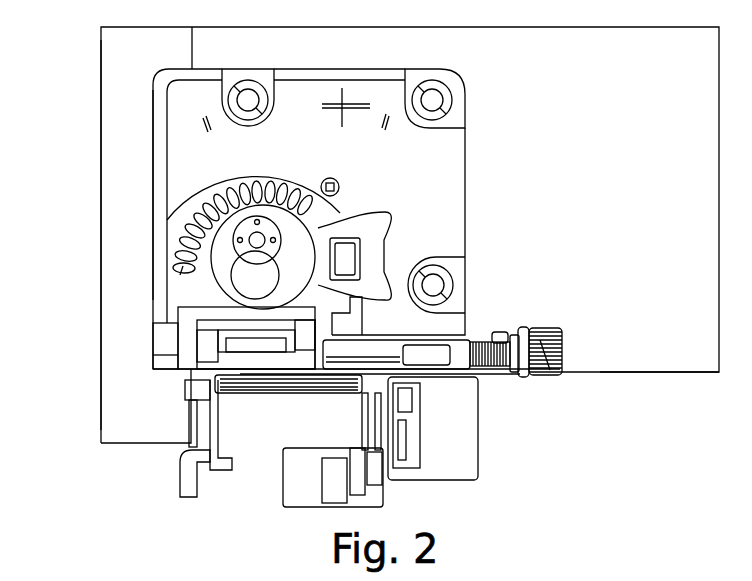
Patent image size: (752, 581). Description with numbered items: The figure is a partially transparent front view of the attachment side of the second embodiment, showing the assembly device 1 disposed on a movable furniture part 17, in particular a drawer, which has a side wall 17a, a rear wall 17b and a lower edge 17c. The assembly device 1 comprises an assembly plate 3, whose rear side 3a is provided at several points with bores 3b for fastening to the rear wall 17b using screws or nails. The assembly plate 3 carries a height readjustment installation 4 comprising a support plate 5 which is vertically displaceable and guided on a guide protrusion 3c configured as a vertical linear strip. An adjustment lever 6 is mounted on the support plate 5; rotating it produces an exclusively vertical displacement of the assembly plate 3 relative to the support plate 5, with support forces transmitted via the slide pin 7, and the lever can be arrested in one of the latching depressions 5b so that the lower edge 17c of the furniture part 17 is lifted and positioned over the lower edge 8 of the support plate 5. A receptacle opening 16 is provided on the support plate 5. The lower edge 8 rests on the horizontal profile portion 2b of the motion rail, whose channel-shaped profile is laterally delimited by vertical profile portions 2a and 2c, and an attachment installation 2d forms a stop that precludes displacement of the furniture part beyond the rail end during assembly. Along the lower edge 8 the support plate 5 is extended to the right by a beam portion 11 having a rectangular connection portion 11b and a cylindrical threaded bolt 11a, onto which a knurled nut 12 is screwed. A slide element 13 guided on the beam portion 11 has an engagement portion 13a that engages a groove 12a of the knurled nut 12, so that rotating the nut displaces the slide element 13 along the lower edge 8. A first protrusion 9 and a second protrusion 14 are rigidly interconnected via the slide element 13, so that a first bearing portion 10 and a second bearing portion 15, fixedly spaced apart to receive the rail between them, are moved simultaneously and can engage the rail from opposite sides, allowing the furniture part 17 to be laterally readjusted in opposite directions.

The assembly device 1 is at (144, 165).
The vertical profile portion 2a is at (220, 447).
The horizontal profile portion 2b is at (243, 388).
The vertical profile portion 2c is at (362, 428).
The attachment installation 2d is at (238, 356).
The assembly plate 3 is at (472, 147).
The rear side 3a is at (362, 162).
The bores 3b is at (248, 121).
The guide protrusion 3c is at (357, 324).
The height readjustment installation 4 is at (274, 168).
The support plate 5 is at (178, 228).
The latching depressions 5b is at (183, 266).
The adjustment lever 6 is at (386, 240).
The slide pin 7 is at (218, 283).
The lower edge 8 is at (319, 382).
The first protrusion 9 is at (186, 400).
The first bearing portion 10 is at (212, 378).
The beam portion 11 is at (464, 343).
The threaded bolt 11a is at (500, 331).
The connection portion 11b is at (437, 358).
The knurled nut 12 is at (572, 340).
The groove 12a is at (546, 364).
The slide element 13 is at (472, 372).
The engagement portion 13a is at (522, 330).
The second protrusion 14 is at (407, 427).
The second bearing portion 15 is at (440, 440).
The receptacle opening 16 is at (238, 328).
The furniture part 17 is at (97, 113).
The side wall 17a is at (101, 50).
The rear wall 17b is at (652, 88).
The lower edge 17c is at (650, 374).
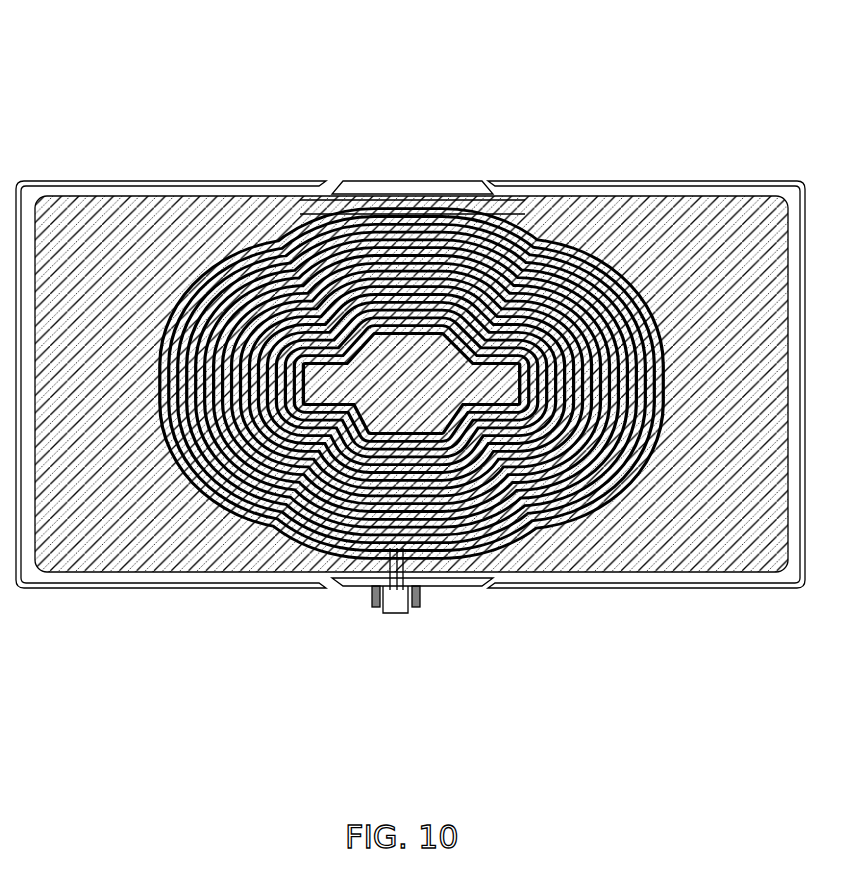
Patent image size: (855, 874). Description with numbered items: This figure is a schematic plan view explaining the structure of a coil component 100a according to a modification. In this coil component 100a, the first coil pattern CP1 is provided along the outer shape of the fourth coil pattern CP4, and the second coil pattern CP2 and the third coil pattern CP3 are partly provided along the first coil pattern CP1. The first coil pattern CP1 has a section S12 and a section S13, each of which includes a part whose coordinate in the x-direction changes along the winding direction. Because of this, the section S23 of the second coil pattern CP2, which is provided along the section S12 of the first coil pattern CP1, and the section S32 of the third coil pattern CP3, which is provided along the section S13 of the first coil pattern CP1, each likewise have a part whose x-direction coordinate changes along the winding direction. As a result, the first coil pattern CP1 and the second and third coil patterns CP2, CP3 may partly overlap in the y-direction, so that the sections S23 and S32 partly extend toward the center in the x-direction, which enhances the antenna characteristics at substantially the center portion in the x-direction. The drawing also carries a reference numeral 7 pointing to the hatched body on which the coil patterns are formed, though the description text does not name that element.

The coil component 100a is at (752, 50).
The first coil pattern CP1 is at (420, 181).
The second coil pattern CP2 is at (727, 181).
The third coil pattern CP3 is at (96, 181).
The fourth coil pattern CP4 is at (398, 208).
The section S12 is at (499, 385).
The section S13 is at (325, 385).
The section S23 is at (499, 385).
The section S32 is at (325, 385).
The substrate 7 is at (683, 560).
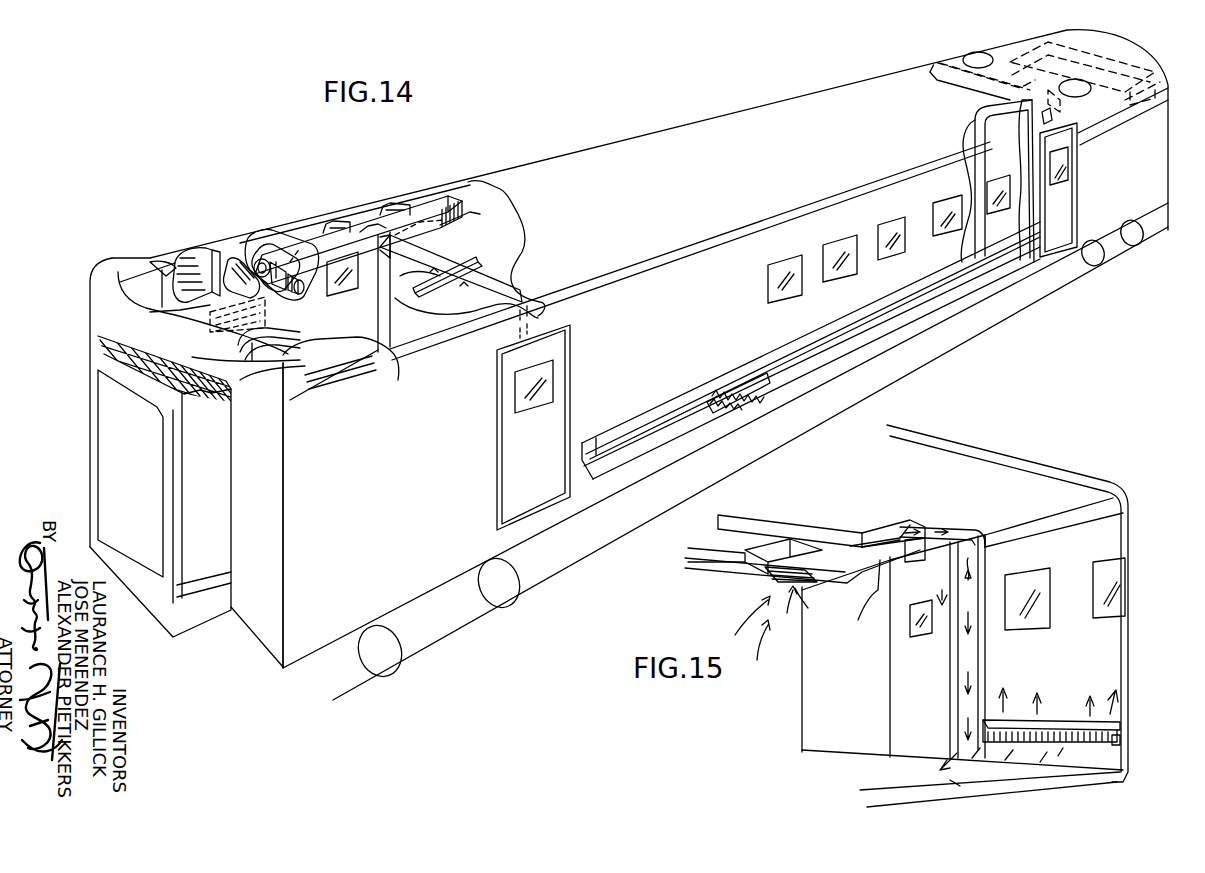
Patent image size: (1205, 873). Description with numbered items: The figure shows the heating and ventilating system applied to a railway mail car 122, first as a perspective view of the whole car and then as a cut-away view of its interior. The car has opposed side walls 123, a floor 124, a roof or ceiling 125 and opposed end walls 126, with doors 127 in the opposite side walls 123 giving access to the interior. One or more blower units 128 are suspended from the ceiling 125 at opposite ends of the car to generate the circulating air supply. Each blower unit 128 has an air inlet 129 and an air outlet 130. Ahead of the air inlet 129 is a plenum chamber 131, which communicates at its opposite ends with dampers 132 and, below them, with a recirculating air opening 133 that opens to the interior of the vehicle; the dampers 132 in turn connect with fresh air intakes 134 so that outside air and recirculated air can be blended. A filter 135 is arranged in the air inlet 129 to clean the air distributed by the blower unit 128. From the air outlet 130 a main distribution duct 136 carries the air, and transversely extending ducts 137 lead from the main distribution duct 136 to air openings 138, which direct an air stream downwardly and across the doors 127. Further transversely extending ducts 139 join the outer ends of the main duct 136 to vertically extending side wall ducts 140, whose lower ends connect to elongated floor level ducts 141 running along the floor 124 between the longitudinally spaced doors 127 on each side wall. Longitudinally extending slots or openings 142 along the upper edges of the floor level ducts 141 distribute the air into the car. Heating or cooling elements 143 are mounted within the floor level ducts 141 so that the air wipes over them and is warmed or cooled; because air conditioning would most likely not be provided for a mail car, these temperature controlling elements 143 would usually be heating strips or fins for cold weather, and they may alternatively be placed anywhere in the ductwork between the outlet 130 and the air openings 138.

——

> **Exercise instructions**: Reproduce the records exactly, beginning at the line that contains "Patent image size: (855, 874)." and stopping after the line that contains "The section S32 is at (325, 385).".

> **Output for this task**:
Patent image size: (855, 874). Description with numbered items: This figure is a schematic plan view explaining the structure of a coil component 100a according to a modification. In this coil component 100a, the first coil pattern CP1 is provided along the outer shape of the fourth coil pattern CP4, and the second coil pattern CP2 and the third coil pattern CP3 are partly provided along the first coil pattern CP1. The first coil pattern CP1 has a section S12 and a section S13, each of which includes a part whose coordinate in the x-direction changes along the winding direction. Because of this, the section S23 of the second coil pattern CP2, which is provided along the section S12 of the first coil pattern CP1, and the section S32 of the third coil pattern CP3, which is provided along the section S13 of the first coil pattern CP1, each likewise have a part whose x-direction coordinate changes along the winding direction. As a result, the first coil pattern CP1 and the second and third coil patterns CP2, CP3 may partly overlap in the y-direction, so that the sections S23 and S32 partly extend toward the center in the x-direction, which enhances the antenna characteristics at substantially the center portion in the x-direction. The drawing also carries a reference numeral 7 pointing to the hatched body on which the coil patterns are formed, though the description text does not name that element.

The coil component 100a is at (752, 50).
The first coil pattern CP1 is at (420, 181).
The second coil pattern CP2 is at (727, 181).
The third coil pattern CP3 is at (96, 181).
The fourth coil pattern CP4 is at (398, 208).
The section S12 is at (499, 385).
The section S13 is at (325, 385).
The section S23 is at (499, 385).
The section S32 is at (325, 385).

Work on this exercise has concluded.